Omit the pictures, please, and give each record below again exactly.
--- START EXERCISE INPUT ---
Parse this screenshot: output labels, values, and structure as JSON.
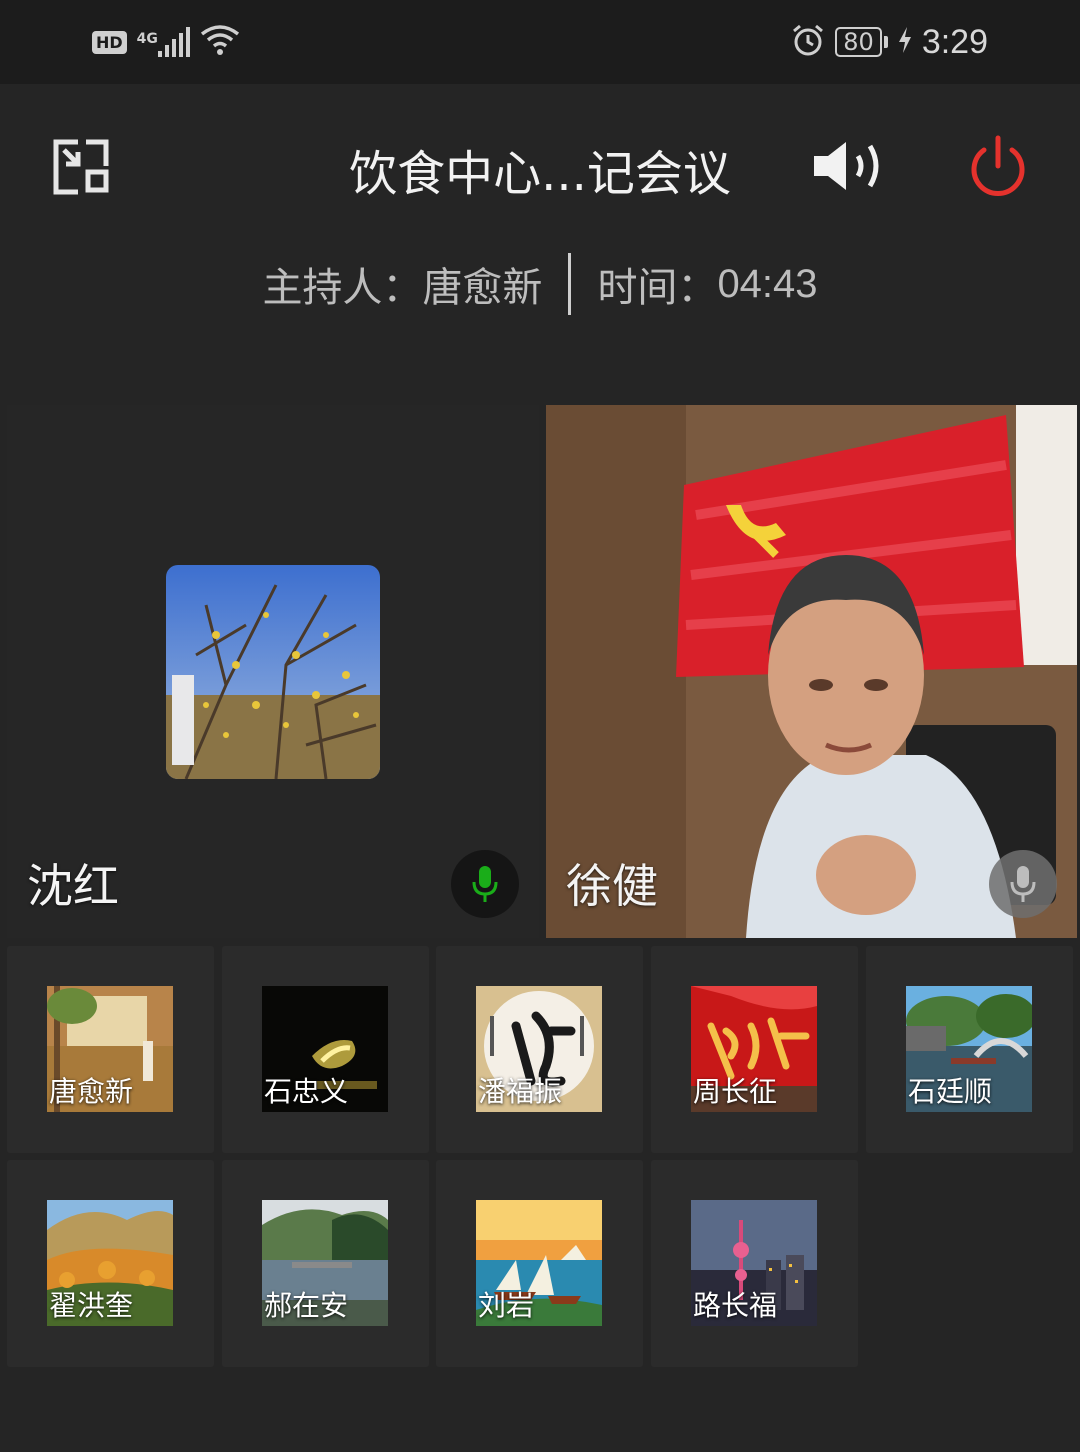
{
  "status_bar": {
    "hd": "HD",
    "network": "4G",
    "battery": "80",
    "time": "3:29"
  },
  "header": {
    "title": "饮食中心...记会议",
    "host_label": "主持人：",
    "host_name": "唐愈新",
    "time_label": "时间：",
    "duration": "04:43"
  },
  "main_tiles": [
    {
      "name": "沈红",
      "mic": "on"
    },
    {
      "name": "徐健",
      "mic": "off"
    }
  ],
  "participants": [
    {
      "name": "唐愈新"
    },
    {
      "name": "石忠义"
    },
    {
      "name": "潘福振"
    },
    {
      "name": "周长征"
    },
    {
      "name": "石廷顺"
    },
    {
      "name": "翟洪奎"
    },
    {
      "name": "郝在安"
    },
    {
      "name": "刘岩"
    },
    {
      "name": "路长福"
    }
  ],
  "colors": {
    "background": "#252525",
    "status_bar": "#1c1c1c",
    "power": "#e5322d",
    "mic_active": "#1aad19",
    "cell": "#2b2b2b"
  }
}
--- END EXERCISE INPUT ---
### [EXPECTED ANSWER]
Parse this screenshot: output labels, values, and structure as JSON.
{
  "status_bar": {
    "hd": "HD",
    "network": "4G",
    "battery": "80",
    "time": "3:29"
  },
  "header": {
    "title": "饮食中心...记会议",
    "host_label": "主持人：",
    "host_name": "唐愈新",
    "time_label": "时间：",
    "duration": "04:43"
  },
  "main_tiles": [
    {
      "name": "沈红",
      "mic": "on"
    },
    {
      "name": "徐健",
      "mic": "off"
    }
  ],
  "participants": [
    {
      "name": "唐愈新"
    },
    {
      "name": "石忠义"
    },
    {
      "name": "潘福振"
    },
    {
      "name": "周长征"
    },
    {
      "name": "石廷顺"
    },
    {
      "name": "翟洪奎"
    },
    {
      "name": "郝在安"
    },
    {
      "name": "刘岩"
    },
    {
      "name": "路长福"
    }
  ],
  "colors": {
    "background": "#252525",
    "status_bar": "#1c1c1c",
    "power": "#e5322d",
    "mic_active": "#1aad19",
    "cell": "#2b2b2b"
  }
}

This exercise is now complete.